HOW TO COMPLETE THIS TASK → Starting with the line that contains "OCR this image." and ending with the final line of the data below, print those lines exactly and nothing else.

LISTED RECORDS →
◆ ◆ ◆
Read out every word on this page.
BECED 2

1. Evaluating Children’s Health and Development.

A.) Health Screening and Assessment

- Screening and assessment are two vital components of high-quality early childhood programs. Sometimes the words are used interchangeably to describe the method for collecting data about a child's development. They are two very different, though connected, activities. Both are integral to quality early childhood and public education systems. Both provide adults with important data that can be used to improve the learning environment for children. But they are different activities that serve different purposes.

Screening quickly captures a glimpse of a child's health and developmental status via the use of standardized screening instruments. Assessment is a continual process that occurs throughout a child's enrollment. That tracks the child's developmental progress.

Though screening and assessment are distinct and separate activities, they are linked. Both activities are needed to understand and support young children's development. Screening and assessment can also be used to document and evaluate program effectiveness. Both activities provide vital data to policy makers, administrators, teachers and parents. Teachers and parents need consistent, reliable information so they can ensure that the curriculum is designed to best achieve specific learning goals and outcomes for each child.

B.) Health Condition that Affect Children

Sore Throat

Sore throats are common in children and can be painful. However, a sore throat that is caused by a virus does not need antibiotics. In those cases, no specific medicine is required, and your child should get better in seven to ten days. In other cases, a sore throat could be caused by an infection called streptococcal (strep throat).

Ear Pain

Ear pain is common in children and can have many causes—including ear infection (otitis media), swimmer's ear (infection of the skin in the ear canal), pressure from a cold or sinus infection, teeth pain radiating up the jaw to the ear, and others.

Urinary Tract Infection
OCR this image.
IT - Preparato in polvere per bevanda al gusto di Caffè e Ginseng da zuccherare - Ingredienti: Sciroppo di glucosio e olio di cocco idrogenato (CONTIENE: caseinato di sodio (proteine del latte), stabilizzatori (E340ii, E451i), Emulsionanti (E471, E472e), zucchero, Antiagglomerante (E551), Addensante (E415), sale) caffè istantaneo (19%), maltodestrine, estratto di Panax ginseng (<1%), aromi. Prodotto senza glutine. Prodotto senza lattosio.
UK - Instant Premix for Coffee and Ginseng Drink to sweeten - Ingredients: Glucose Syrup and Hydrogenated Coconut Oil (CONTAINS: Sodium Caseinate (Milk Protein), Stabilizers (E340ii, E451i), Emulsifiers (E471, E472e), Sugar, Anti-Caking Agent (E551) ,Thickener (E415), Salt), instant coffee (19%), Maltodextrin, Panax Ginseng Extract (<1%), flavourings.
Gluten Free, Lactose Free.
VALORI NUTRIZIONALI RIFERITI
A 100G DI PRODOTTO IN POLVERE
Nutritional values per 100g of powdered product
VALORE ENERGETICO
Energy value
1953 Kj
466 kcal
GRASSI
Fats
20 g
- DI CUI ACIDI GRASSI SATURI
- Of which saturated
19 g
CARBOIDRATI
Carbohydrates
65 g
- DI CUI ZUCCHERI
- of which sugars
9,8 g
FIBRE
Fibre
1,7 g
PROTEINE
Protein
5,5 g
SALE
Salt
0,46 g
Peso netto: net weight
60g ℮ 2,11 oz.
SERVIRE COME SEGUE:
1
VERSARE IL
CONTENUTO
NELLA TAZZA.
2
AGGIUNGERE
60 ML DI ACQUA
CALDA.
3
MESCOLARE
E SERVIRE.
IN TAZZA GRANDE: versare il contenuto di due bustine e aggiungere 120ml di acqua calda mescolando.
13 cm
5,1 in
◆ ◆ ◆
EXERCISE ANSWER →
OCR this image.
IT - Preparato in polvere per bevanda al gusto di Caffè e Ginseng da zuccherare - Ingredienti: Sciroppo di glucosio e olio di cocco idrogenato (CONTIENE: caseinato di sodio (proteine del latte), stabilizzatori (E340ii, E451i), Emulsionanti (E471, E472e), zucchero, Antiagglomerante (E551), Addensante (E415), sale) caffè istantaneo (19%), maltodestrine, estratto di Panax ginseng (<1%), aromi. Prodotto senza glutine. Prodotto senza lattosio.
UK - Instant Premix for Coffee and Ginseng Drink to sweeten - Ingredients: Glucose Syrup and Hydrogenated Coconut Oil (CONTAINS: Sodium Caseinate (Milk Protein), Stabilizers (E340ii, E451i), Emulsifiers (E471, E472e), Sugar, Anti-Caking Agent (E551) ,Thickener (E415), Salt), instant coffee (19%), Maltodextrin, Panax Ginseng Extract (<1%), flavourings.
Gluten Free, Lactose Free.
VALORI NUTRIZIONALI RIFERITI
A 100G DI PRODOTTO IN POLVERE
Nutritional values per 100g of powdered product
VALORE ENERGETICO
Energy value
1953 Kj
466 kcal
GRASSI
Fats
20 g
- DI CUI ACIDI GRASSI SATURI
- Of which saturated
19 g
CARBOIDRATI
Carbohydrates
65 g
- DI CUI ZUCCHERI
- of which sugars
9,8 g
FIBRE
Fibre
1,7 g
PROTEINE
Protein
5,5 g
SALE
Salt
0,46 g
Peso netto: net weight
60g ℮ 2,11 oz.
SERVIRE COME SEGUE:
1
VERSARE IL
CONTENUTO
NELLA TAZZA.
2
AGGIUNGERE
60 ML DI ACQUA
CALDA.
3
MESCOLARE
E SERVIRE.
IN TAZZA GRANDE: versare il contenuto di due bustine e aggiungere 120ml di acqua calda mescolando.
13 cm
5,1 in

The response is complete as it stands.